Dataset listings of figures
----
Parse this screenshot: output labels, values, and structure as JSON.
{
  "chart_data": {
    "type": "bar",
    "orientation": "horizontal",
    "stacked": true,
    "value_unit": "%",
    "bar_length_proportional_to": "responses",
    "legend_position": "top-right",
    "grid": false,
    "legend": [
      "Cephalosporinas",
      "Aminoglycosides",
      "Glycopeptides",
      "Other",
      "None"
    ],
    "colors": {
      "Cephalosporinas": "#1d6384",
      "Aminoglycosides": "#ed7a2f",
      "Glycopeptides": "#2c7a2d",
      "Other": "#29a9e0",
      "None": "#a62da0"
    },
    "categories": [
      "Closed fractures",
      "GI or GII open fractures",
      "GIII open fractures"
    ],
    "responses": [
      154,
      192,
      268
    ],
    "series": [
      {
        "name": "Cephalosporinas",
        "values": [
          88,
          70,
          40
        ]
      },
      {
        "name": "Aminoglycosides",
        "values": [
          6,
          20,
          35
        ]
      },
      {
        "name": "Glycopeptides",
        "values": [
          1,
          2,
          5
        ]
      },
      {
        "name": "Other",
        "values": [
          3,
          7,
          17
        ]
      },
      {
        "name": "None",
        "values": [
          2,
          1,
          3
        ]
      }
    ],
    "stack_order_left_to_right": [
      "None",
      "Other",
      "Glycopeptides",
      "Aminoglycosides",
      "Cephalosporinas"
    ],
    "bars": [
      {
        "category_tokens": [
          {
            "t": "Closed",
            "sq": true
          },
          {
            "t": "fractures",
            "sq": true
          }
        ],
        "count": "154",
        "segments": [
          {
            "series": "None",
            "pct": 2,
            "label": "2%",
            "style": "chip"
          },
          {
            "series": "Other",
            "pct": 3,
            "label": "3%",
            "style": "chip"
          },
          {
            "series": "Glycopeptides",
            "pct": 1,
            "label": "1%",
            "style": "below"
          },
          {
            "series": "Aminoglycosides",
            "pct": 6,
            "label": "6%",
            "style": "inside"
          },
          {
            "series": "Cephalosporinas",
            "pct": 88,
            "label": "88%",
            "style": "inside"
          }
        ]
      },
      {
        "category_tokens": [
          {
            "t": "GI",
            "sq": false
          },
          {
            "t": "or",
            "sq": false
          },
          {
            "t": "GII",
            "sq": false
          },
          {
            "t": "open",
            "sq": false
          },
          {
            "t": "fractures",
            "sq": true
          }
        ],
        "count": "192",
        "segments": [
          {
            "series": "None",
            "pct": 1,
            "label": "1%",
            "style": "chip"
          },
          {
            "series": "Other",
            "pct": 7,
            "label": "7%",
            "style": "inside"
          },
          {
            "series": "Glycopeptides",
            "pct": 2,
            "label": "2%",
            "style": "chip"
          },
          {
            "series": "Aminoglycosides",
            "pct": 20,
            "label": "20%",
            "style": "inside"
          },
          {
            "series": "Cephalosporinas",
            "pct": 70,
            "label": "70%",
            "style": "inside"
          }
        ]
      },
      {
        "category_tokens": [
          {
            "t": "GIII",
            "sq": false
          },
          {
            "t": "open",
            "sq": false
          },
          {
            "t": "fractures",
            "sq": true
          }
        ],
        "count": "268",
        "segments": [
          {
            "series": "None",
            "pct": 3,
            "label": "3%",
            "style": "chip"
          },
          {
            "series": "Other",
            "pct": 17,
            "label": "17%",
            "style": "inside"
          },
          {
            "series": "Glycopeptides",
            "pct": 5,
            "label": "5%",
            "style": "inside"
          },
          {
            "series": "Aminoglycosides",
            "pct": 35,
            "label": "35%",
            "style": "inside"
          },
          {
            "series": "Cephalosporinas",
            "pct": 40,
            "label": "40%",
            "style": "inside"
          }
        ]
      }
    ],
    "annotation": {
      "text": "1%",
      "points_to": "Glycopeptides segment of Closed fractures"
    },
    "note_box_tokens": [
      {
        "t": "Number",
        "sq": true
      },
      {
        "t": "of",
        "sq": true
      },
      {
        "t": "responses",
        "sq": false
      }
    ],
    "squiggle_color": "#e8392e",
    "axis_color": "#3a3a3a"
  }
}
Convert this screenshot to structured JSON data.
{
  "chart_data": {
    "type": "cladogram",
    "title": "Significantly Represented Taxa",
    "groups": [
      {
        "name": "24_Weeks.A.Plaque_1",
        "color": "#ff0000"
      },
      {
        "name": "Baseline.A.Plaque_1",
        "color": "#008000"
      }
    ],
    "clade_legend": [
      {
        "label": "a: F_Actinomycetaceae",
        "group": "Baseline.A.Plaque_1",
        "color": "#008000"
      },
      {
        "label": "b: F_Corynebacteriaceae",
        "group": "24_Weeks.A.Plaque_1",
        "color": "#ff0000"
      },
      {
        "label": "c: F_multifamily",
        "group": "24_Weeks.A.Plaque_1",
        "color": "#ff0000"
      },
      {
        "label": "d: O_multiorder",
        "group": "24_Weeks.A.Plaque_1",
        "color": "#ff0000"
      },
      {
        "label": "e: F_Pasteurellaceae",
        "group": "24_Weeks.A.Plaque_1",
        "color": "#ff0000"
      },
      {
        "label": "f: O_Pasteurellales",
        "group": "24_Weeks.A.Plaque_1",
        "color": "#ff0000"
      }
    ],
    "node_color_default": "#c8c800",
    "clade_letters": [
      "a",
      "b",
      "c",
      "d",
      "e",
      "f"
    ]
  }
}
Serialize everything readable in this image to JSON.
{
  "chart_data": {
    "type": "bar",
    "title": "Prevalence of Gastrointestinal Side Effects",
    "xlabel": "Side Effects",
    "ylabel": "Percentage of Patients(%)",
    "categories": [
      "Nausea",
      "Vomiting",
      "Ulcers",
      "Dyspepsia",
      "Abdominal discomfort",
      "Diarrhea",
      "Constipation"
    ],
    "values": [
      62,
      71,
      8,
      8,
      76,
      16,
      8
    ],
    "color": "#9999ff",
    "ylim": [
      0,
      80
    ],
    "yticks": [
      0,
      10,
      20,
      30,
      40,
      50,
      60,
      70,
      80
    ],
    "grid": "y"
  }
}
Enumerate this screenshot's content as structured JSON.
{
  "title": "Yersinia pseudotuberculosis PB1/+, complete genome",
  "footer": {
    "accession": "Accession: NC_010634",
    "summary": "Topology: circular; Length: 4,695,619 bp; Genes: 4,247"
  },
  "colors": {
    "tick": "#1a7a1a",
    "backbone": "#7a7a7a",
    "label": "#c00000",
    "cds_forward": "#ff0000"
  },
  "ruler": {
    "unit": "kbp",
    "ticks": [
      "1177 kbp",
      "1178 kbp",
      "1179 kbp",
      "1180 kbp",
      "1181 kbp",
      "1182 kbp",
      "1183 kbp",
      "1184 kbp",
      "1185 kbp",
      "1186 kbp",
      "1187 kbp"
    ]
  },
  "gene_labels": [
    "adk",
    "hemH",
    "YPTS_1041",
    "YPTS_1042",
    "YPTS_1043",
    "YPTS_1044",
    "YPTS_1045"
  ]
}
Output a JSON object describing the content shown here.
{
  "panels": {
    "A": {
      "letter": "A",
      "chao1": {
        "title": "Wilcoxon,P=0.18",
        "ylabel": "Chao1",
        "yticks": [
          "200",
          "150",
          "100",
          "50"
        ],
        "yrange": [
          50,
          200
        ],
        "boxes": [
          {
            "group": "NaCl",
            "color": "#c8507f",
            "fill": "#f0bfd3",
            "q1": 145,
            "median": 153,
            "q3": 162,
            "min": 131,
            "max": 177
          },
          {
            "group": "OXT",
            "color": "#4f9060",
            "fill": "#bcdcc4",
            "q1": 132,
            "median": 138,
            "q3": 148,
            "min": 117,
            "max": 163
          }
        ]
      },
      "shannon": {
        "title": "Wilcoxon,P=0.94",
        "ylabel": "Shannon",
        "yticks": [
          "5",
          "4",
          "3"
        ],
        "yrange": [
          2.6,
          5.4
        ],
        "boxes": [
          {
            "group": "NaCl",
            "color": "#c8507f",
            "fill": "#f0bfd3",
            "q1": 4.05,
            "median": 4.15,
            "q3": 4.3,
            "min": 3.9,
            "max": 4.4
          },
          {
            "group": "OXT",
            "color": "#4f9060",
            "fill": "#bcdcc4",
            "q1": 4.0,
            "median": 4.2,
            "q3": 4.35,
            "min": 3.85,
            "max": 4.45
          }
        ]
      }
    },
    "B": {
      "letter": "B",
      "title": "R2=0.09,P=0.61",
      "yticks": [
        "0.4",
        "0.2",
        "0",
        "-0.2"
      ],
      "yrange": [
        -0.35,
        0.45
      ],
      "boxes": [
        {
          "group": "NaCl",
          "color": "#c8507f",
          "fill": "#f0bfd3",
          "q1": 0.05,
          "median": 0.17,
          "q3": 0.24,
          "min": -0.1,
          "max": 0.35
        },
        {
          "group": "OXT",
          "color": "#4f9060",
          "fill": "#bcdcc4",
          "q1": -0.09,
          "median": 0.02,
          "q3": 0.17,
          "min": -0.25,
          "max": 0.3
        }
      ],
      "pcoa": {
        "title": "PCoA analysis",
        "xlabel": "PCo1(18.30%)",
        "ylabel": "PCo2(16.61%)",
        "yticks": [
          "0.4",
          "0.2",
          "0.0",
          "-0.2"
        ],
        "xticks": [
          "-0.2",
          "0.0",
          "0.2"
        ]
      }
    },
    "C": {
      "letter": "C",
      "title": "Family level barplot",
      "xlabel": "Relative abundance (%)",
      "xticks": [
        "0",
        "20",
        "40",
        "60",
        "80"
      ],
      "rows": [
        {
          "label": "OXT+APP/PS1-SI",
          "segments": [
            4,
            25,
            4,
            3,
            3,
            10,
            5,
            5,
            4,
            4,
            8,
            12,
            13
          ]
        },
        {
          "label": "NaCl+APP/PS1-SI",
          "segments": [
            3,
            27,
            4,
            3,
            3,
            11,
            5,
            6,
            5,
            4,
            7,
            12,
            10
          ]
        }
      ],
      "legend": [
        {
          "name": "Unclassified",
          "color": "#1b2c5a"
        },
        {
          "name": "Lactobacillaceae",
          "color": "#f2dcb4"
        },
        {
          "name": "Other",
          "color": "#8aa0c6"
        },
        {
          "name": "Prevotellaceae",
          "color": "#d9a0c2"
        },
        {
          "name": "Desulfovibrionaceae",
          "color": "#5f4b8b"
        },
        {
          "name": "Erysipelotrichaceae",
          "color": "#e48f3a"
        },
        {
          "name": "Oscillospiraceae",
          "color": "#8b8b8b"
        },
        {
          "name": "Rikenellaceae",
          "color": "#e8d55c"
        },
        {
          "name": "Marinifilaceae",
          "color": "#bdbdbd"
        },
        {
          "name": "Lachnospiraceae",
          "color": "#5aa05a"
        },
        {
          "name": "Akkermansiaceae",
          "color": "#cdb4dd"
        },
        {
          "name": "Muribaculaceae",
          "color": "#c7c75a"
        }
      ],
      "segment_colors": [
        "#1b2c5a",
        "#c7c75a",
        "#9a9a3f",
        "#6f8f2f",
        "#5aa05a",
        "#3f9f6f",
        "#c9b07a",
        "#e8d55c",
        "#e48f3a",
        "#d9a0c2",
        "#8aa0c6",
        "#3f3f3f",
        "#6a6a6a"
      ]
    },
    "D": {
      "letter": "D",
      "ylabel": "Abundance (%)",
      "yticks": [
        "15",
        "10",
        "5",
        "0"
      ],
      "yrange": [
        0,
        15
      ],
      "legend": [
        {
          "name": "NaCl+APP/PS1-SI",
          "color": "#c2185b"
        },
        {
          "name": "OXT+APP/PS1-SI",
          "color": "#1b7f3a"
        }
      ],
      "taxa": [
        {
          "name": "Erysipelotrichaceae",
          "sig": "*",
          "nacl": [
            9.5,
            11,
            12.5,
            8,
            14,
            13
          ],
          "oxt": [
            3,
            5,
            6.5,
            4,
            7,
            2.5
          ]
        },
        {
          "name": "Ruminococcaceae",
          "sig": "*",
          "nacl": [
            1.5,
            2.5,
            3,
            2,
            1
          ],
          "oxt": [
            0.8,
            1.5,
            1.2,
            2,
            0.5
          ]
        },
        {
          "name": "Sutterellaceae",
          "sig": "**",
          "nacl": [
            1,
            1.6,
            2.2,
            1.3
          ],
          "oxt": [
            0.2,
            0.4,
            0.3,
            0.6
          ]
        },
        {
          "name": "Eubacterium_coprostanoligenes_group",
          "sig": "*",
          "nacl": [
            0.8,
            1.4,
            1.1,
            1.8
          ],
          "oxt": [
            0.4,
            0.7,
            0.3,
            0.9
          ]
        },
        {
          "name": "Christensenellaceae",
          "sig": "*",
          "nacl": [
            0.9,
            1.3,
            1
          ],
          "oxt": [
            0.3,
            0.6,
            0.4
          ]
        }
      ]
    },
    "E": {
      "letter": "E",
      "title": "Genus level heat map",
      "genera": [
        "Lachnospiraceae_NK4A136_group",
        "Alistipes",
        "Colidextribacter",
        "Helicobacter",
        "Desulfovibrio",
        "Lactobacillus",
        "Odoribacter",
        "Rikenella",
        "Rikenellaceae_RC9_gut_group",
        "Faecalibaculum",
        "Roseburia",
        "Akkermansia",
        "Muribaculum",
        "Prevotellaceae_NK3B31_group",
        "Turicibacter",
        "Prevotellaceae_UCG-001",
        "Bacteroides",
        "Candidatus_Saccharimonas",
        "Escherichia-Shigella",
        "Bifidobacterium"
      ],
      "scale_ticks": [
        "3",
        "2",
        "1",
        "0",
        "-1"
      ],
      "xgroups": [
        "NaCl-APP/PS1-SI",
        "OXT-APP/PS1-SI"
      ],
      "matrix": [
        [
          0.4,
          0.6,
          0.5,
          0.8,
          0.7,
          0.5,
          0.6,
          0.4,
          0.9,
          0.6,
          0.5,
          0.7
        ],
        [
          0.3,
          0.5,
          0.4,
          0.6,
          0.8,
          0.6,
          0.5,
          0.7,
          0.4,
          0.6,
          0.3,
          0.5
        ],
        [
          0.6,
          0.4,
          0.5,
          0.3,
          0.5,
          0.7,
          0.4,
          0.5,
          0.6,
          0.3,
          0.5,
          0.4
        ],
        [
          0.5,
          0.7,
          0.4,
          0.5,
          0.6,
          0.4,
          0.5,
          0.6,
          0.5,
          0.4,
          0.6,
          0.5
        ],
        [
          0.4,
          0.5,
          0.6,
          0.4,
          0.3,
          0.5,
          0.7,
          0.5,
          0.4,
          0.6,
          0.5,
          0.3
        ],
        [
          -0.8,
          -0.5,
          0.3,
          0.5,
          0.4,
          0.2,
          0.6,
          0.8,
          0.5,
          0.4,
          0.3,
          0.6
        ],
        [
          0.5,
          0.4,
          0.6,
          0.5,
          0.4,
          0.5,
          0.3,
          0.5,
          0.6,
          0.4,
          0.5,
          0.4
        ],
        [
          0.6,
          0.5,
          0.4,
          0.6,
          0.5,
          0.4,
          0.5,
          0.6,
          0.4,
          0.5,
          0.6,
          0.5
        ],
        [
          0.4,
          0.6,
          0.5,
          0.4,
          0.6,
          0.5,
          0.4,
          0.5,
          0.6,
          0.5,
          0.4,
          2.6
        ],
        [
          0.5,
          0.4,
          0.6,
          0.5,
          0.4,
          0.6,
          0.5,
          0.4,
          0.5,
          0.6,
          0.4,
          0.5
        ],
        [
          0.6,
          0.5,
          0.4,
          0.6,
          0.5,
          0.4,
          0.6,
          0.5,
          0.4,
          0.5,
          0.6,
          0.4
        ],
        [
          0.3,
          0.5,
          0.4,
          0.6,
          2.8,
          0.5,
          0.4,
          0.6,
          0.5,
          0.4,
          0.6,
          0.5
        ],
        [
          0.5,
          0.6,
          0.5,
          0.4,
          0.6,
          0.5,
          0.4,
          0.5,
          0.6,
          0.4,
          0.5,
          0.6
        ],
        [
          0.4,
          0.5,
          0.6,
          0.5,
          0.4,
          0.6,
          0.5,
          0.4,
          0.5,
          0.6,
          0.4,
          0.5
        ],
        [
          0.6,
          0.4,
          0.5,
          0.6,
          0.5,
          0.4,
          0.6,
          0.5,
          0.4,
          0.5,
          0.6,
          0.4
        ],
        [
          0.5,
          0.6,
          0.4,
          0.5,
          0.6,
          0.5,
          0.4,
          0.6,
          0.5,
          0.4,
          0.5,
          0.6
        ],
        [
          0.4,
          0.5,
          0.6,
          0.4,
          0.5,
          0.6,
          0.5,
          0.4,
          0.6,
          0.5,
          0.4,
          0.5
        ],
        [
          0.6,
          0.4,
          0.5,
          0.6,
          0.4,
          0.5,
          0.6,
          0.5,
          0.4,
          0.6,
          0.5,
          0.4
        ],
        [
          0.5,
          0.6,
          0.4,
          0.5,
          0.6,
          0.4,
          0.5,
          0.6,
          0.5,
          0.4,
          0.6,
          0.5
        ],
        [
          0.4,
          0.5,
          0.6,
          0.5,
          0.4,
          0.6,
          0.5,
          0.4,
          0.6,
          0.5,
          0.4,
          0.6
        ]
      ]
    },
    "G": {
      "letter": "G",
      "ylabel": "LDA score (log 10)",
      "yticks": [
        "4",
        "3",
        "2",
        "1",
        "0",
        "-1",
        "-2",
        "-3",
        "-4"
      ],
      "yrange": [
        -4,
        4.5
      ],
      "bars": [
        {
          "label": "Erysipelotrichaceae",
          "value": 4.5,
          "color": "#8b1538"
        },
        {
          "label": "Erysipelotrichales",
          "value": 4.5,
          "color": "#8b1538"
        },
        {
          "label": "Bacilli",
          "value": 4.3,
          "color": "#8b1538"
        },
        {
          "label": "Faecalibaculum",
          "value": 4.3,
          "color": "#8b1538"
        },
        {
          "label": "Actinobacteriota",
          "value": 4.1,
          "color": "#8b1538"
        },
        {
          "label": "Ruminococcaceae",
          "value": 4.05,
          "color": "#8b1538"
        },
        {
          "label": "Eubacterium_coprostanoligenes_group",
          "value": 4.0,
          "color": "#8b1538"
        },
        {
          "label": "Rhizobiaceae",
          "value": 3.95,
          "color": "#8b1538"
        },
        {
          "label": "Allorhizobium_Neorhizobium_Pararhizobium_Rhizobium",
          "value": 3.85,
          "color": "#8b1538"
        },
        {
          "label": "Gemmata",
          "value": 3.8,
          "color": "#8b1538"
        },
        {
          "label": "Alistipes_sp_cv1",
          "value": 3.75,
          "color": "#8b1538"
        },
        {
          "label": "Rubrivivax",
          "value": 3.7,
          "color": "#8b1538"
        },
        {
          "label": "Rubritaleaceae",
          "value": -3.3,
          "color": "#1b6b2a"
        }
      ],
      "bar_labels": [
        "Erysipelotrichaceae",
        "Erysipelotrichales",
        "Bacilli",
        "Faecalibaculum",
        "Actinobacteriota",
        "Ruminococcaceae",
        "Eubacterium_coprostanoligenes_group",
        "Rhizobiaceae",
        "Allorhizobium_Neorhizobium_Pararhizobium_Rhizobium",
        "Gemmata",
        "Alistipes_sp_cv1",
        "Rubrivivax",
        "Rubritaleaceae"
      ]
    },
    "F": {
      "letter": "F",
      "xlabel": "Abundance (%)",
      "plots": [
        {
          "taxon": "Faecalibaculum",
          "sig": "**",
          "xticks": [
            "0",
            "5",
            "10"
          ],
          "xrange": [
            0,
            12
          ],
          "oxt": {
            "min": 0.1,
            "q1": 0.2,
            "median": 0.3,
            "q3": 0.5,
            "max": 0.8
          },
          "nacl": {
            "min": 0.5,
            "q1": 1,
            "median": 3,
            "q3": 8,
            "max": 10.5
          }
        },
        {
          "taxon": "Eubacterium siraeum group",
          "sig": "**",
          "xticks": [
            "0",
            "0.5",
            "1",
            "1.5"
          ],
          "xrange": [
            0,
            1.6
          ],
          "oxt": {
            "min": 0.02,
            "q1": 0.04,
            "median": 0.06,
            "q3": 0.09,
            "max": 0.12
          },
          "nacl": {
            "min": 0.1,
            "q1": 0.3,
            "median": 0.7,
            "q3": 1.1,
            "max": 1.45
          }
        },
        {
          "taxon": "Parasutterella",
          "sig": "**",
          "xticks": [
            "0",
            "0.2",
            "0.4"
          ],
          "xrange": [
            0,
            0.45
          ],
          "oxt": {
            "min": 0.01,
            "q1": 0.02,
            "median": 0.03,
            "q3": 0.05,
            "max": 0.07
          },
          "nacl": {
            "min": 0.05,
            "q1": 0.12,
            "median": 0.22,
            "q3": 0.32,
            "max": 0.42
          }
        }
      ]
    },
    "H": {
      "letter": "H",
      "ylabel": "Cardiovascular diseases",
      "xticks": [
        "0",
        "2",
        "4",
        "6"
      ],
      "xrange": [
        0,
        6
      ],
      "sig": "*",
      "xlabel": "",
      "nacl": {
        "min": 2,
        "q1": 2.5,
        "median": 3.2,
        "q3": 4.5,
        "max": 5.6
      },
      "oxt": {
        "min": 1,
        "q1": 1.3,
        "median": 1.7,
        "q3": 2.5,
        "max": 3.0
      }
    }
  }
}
----
Exercise instructions → In the entries above, find each line with the word "this" and return it.

Exercise solution →
Parse this screenshot: output labels, values, and structure as JSON.
Convert this screenshot to structured JSON data.
Serialize everything readable in this image to JSON.
Enumerate this screenshot's content as structured JSON.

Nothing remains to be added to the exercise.